* Problem to solve
In the records that follow, locate every line with "stockholders" and extract it.

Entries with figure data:
☆ ☆ ☆ ☆ ☆ ☆ ☆

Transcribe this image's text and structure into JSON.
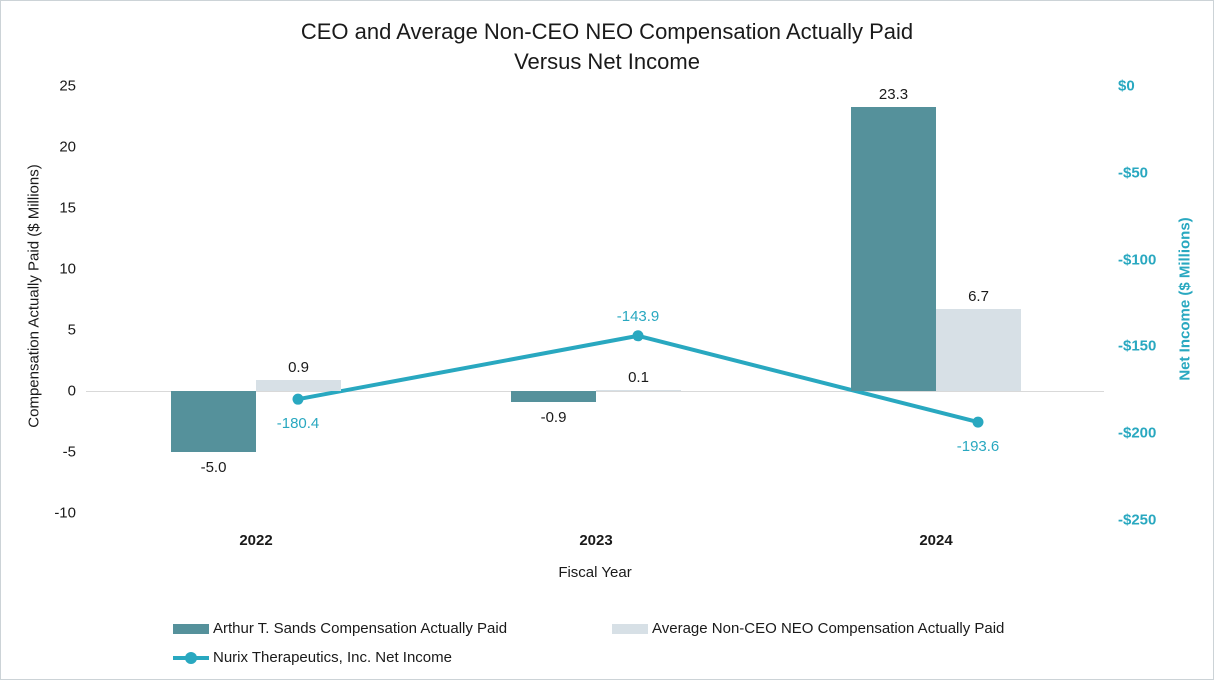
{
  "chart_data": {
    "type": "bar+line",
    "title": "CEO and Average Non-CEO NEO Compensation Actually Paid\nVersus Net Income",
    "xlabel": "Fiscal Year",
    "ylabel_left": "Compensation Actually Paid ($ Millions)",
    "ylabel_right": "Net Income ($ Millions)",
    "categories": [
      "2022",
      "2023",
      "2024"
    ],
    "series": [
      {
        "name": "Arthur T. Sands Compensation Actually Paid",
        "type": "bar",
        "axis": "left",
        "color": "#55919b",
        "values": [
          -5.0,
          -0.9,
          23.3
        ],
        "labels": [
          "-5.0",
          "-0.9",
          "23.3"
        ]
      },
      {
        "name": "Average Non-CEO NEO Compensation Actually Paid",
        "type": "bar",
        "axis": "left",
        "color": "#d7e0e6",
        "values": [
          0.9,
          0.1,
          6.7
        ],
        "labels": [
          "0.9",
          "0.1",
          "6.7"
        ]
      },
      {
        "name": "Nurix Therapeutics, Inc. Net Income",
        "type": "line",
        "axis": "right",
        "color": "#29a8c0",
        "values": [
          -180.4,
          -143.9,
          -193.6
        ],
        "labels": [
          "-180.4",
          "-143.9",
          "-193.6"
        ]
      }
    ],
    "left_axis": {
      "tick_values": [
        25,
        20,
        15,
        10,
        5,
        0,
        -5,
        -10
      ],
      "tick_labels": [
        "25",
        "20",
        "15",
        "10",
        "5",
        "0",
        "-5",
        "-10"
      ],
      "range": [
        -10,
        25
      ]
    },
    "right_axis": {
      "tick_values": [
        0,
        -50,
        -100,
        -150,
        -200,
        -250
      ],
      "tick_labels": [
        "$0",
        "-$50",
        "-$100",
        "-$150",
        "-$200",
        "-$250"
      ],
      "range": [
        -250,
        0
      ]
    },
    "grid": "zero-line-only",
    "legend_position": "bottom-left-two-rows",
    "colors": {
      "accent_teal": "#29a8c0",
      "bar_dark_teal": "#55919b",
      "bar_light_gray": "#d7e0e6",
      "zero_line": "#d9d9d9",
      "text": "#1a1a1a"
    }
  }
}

☆ ☆ ☆ ☆ ☆ ☆ ☆

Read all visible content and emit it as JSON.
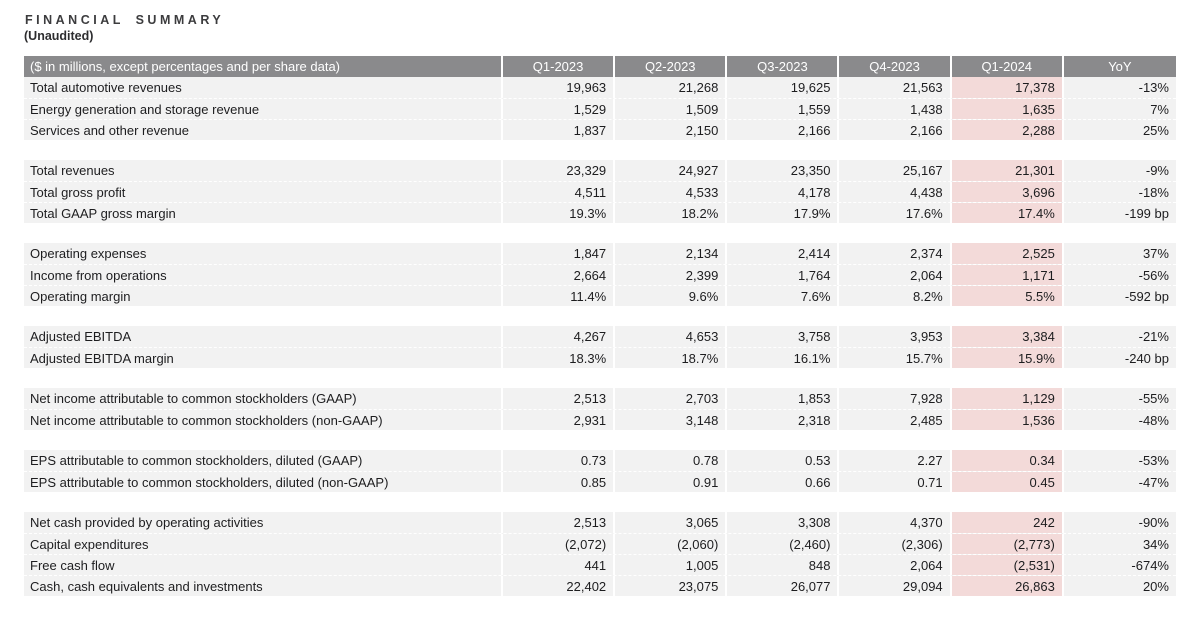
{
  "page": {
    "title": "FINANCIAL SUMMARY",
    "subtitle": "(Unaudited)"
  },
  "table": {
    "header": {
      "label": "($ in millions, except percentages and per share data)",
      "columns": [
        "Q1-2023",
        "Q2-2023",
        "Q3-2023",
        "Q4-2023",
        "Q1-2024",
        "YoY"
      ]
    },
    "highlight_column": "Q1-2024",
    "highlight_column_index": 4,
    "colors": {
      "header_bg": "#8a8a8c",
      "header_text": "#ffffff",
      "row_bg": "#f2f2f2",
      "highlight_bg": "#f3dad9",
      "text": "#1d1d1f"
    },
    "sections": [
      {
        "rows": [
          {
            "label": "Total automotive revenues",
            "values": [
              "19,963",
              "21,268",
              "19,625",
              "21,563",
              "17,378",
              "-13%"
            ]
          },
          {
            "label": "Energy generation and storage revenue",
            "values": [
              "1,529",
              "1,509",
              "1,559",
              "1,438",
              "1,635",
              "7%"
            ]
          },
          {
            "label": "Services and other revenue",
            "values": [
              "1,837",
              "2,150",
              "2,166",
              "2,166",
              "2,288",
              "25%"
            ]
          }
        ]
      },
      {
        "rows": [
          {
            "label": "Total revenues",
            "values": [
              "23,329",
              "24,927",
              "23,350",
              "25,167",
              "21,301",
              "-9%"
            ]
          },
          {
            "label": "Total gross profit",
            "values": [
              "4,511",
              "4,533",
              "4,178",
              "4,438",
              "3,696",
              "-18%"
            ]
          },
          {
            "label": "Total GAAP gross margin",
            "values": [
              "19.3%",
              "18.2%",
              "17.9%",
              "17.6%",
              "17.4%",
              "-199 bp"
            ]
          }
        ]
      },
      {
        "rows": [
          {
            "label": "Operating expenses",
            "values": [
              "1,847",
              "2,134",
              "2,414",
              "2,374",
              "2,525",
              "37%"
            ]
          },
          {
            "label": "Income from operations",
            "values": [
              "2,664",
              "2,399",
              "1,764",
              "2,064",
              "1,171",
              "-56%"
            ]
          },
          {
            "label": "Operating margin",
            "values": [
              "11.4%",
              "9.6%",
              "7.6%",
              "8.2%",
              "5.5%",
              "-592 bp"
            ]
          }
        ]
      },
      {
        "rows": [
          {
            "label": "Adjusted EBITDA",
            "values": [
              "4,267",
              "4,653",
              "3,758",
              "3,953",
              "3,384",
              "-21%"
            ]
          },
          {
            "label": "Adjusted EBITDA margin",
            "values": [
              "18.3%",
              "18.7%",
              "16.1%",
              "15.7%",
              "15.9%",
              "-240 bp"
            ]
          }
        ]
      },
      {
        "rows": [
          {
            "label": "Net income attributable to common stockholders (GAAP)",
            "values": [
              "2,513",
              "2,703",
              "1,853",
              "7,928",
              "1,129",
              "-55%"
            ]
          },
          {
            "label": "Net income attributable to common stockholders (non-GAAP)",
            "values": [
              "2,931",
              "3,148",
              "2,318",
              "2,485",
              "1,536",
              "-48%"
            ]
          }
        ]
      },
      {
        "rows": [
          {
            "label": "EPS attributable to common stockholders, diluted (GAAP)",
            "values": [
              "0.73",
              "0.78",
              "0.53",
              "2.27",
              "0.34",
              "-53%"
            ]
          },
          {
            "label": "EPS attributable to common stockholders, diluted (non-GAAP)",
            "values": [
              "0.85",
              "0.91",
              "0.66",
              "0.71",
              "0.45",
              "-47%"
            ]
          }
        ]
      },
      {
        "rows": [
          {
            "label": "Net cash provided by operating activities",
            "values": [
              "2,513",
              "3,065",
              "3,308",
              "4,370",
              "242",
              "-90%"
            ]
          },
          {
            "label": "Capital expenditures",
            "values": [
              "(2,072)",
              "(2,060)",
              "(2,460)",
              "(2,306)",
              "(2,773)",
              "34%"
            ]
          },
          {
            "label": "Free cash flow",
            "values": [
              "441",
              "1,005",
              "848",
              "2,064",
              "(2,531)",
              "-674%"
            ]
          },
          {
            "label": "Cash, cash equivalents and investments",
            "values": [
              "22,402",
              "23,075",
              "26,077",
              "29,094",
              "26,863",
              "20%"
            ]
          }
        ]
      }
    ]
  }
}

☆ ☆ ☆ ☆ ☆ ☆ ☆

* Problem solution
            "label": "Net income attributable to common stockholders (GAAP)",
            "label": "Net income attributable to common stockholders (non-GAAP)",
            "label": "EPS attributable to common stockholders, diluted (GAAP)",
            "label": "EPS attributable to common stockholders, diluted (non-GAAP)",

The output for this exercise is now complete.